++++ Exercise material

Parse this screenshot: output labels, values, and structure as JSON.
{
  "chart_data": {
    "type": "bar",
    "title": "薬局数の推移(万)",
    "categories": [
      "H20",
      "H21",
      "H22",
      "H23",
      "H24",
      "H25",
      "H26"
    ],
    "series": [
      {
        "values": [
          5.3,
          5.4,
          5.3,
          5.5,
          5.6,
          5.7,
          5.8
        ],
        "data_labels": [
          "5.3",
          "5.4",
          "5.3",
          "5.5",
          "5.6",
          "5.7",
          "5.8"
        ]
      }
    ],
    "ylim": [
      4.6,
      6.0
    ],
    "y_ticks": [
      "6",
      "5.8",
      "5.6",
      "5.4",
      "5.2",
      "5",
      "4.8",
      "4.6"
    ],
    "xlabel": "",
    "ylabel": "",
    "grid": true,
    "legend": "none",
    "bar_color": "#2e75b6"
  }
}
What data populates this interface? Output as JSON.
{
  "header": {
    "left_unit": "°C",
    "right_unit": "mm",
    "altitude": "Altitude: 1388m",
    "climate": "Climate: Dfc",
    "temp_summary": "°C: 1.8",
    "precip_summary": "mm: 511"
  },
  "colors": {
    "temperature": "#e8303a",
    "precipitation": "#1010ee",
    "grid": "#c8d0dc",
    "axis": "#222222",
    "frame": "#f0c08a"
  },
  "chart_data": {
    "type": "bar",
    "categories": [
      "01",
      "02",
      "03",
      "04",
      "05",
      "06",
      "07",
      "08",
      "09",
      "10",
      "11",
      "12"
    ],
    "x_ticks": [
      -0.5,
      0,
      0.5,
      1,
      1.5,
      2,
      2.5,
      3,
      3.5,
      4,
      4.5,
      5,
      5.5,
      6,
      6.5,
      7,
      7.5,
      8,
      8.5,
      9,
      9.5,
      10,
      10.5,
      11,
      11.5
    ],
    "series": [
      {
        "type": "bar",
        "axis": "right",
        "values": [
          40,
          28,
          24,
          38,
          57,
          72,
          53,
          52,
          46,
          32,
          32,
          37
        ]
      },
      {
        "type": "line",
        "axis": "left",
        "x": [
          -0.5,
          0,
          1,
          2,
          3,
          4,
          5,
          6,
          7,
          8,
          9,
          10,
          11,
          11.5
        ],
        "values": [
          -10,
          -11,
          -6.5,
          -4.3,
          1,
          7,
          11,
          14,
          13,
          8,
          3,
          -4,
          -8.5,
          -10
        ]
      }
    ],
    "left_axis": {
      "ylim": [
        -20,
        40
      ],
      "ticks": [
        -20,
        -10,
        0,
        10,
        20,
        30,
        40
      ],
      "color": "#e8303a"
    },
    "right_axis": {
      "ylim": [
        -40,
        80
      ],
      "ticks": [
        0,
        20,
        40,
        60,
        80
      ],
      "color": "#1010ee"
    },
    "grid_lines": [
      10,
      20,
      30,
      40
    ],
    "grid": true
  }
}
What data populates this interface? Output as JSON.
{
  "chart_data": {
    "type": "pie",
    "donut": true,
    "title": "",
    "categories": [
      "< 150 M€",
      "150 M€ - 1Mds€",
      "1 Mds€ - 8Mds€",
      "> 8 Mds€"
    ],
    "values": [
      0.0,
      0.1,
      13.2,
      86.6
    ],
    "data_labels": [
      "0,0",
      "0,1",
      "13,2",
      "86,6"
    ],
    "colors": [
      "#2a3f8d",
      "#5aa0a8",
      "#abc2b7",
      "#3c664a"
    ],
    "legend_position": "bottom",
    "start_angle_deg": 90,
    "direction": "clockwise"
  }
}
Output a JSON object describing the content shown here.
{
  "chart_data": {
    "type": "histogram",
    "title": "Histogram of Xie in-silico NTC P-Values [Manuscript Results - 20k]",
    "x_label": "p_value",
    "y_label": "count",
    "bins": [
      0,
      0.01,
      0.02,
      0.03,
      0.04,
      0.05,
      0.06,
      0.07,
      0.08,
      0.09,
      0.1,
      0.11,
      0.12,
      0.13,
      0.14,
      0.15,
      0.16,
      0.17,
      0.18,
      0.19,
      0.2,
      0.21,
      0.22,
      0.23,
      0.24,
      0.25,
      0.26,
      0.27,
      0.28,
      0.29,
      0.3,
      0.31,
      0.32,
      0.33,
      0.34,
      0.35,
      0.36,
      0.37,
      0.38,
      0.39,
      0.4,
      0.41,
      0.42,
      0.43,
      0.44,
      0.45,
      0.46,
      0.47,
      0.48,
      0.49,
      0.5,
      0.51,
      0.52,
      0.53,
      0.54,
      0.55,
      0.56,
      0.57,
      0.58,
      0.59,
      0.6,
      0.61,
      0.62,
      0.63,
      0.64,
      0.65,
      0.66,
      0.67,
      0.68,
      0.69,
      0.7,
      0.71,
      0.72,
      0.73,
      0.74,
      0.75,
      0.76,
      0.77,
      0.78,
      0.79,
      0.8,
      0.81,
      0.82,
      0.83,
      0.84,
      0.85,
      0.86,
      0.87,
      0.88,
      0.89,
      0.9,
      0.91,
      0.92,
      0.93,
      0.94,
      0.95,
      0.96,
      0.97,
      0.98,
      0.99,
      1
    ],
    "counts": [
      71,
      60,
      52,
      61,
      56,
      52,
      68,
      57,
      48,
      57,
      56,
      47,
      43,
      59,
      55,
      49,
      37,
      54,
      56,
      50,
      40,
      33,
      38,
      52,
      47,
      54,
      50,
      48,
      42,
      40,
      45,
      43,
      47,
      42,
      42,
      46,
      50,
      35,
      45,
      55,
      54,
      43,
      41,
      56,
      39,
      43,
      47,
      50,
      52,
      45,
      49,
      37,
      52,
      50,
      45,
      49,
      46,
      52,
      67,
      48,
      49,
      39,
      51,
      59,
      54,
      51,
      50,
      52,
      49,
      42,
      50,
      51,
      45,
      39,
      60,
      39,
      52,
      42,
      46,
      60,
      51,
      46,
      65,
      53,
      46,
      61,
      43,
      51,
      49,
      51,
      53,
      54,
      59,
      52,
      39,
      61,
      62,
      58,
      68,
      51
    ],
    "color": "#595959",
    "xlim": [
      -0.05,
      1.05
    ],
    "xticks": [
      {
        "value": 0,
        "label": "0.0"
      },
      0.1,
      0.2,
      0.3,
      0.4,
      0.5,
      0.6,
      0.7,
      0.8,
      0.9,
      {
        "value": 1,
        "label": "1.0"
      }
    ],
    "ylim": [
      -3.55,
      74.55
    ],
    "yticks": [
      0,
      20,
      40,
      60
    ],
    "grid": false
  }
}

++++++++

[Directions] Reproduce the data in its entirety, matching each character.

[Reply to the exercise]
Parse this screenshot: output labels, values, and structure as JSON.
{
  "chart_data": {
    "type": "bar",
    "title": "薬局数の推移(万)",
    "categories": [
      "H20",
      "H21",
      "H22",
      "H23",
      "H24",
      "H25",
      "H26"
    ],
    "series": [
      {
        "values": [
          5.3,
          5.4,
          5.3,
          5.5,
          5.6,
          5.7,
          5.8
        ],
        "data_labels": [
          "5.3",
          "5.4",
          "5.3",
          "5.5",
          "5.6",
          "5.7",
          "5.8"
        ]
      }
    ],
    "ylim": [
      4.6,
      6.0
    ],
    "y_ticks": [
      "6",
      "5.8",
      "5.6",
      "5.4",
      "5.2",
      "5",
      "4.8",
      "4.6"
    ],
    "xlabel": "",
    "ylabel": "",
    "grid": true,
    "legend": "none",
    "bar_color": "#2e75b6"
  }
}
What data populates this interface? Output as JSON.
{
  "header": {
    "left_unit": "°C",
    "right_unit": "mm",
    "altitude": "Altitude: 1388m",
    "climate": "Climate: Dfc",
    "temp_summary": "°C: 1.8",
    "precip_summary": "mm: 511"
  },
  "colors": {
    "temperature": "#e8303a",
    "precipitation": "#1010ee",
    "grid": "#c8d0dc",
    "axis": "#222222",
    "frame": "#f0c08a"
  },
  "chart_data": {
    "type": "bar",
    "categories": [
      "01",
      "02",
      "03",
      "04",
      "05",
      "06",
      "07",
      "08",
      "09",
      "10",
      "11",
      "12"
    ],
    "x_ticks": [
      -0.5,
      0,
      0.5,
      1,
      1.5,
      2,
      2.5,
      3,
      3.5,
      4,
      4.5,
      5,
      5.5,
      6,
      6.5,
      7,
      7.5,
      8,
      8.5,
      9,
      9.5,
      10,
      10.5,
      11,
      11.5
    ],
    "series": [
      {
        "type": "bar",
        "axis": "right",
        "values": [
          40,
          28,
          24,
          38,
          57,
          72,
          53,
          52,
          46,
          32,
          32,
          37
        ]
      },
      {
        "type": "line",
        "axis": "left",
        "x": [
          -0.5,
          0,
          1,
          2,
          3,
          4,
          5,
          6,
          7,
          8,
          9,
          10,
          11,
          11.5
        ],
        "values": [
          -10,
          -11,
          -6.5,
          -4.3,
          1,
          7,
          11,
          14,
          13,
          8,
          3,
          -4,
          -8.5,
          -10
        ]
      }
    ],
    "left_axis": {
      "ylim": [
        -20,
        40
      ],
      "ticks": [
        -20,
        -10,
        0,
        10,
        20,
        30,
        40
      ],
      "color": "#e8303a"
    },
    "right_axis": {
      "ylim": [
        -40,
        80
      ],
      "ticks": [
        0,
        20,
        40,
        60,
        80
      ],
      "color": "#1010ee"
    },
    "grid_lines": [
      10,
      20,
      30,
      40
    ],
    "grid": true
  }
}
What data populates this interface? Output as JSON.
{
  "chart_data": {
    "type": "pie",
    "donut": true,
    "title": "",
    "categories": [
      "< 150 M€",
      "150 M€ - 1Mds€",
      "1 Mds€ - 8Mds€",
      "> 8 Mds€"
    ],
    "values": [
      0.0,
      0.1,
      13.2,
      86.6
    ],
    "data_labels": [
      "0,0",
      "0,1",
      "13,2",
      "86,6"
    ],
    "colors": [
      "#2a3f8d",
      "#5aa0a8",
      "#abc2b7",
      "#3c664a"
    ],
    "legend_position": "bottom",
    "start_angle_deg": 90,
    "direction": "clockwise"
  }
}
Output a JSON object describing the content shown here.
{
  "chart_data": {
    "type": "histogram",
    "title": "Histogram of Xie in-silico NTC P-Values [Manuscript Results - 20k]",
    "x_label": "p_value",
    "y_label": "count",
    "bins": [
      0,
      0.01,
      0.02,
      0.03,
      0.04,
      0.05,
      0.06,
      0.07,
      0.08,
      0.09,
      0.1,
      0.11,
      0.12,
      0.13,
      0.14,
      0.15,
      0.16,
      0.17,
      0.18,
      0.19,
      0.2,
      0.21,
      0.22,
      0.23,
      0.24,
      0.25,
      0.26,
      0.27,
      0.28,
      0.29,
      0.3,
      0.31,
      0.32,
      0.33,
      0.34,
      0.35,
      0.36,
      0.37,
      0.38,
      0.39,
      0.4,
      0.41,
      0.42,
      0.43,
      0.44,
      0.45,
      0.46,
      0.47,
      0.48,
      0.49,
      0.5,
      0.51,
      0.52,
      0.53,
      0.54,
      0.55,
      0.56,
      0.57,
      0.58,
      0.59,
      0.6,
      0.61,
      0.62,
      0.63,
      0.64,
      0.65,
      0.66,
      0.67,
      0.68,
      0.69,
      0.7,
      0.71,
      0.72,
      0.73,
      0.74,
      0.75,
      0.76,
      0.77,
      0.78,
      0.79,
      0.8,
      0.81,
      0.82,
      0.83,
      0.84,
      0.85,
      0.86,
      0.87,
      0.88,
      0.89,
      0.9,
      0.91,
      0.92,
      0.93,
      0.94,
      0.95,
      0.96,
      0.97,
      0.98,
      0.99,
      1
    ],
    "counts": [
      71,
      60,
      52,
      61,
      56,
      52,
      68,
      57,
      48,
      57,
      56,
      47,
      43,
      59,
      55,
      49,
      37,
      54,
      56,
      50,
      40,
      33,
      38,
      52,
      47,
      54,
      50,
      48,
      42,
      40,
      45,
      43,
      47,
      42,
      42,
      46,
      50,
      35,
      45,
      55,
      54,
      43,
      41,
      56,
      39,
      43,
      47,
      50,
      52,
      45,
      49,
      37,
      52,
      50,
      45,
      49,
      46,
      52,
      67,
      48,
      49,
      39,
      51,
      59,
      54,
      51,
      50,
      52,
      49,
      42,
      50,
      51,
      45,
      39,
      60,
      39,
      52,
      42,
      46,
      60,
      51,
      46,
      65,
      53,
      46,
      61,
      43,
      51,
      49,
      51,
      53,
      54,
      59,
      52,
      39,
      61,
      62,
      58,
      68,
      51
    ],
    "color": "#595959",
    "xlim": [
      -0.05,
      1.05
    ],
    "xticks": [
      {
        "value": 0,
        "label": "0.0"
      },
      0.1,
      0.2,
      0.3,
      0.4,
      0.5,
      0.6,
      0.7,
      0.8,
      0.9,
      {
        "value": 1,
        "label": "1.0"
      }
    ],
    "ylim": [
      -3.55,
      74.55
    ],
    "yticks": [
      0,
      20,
      40,
      60
    ],
    "grid": false
  }
}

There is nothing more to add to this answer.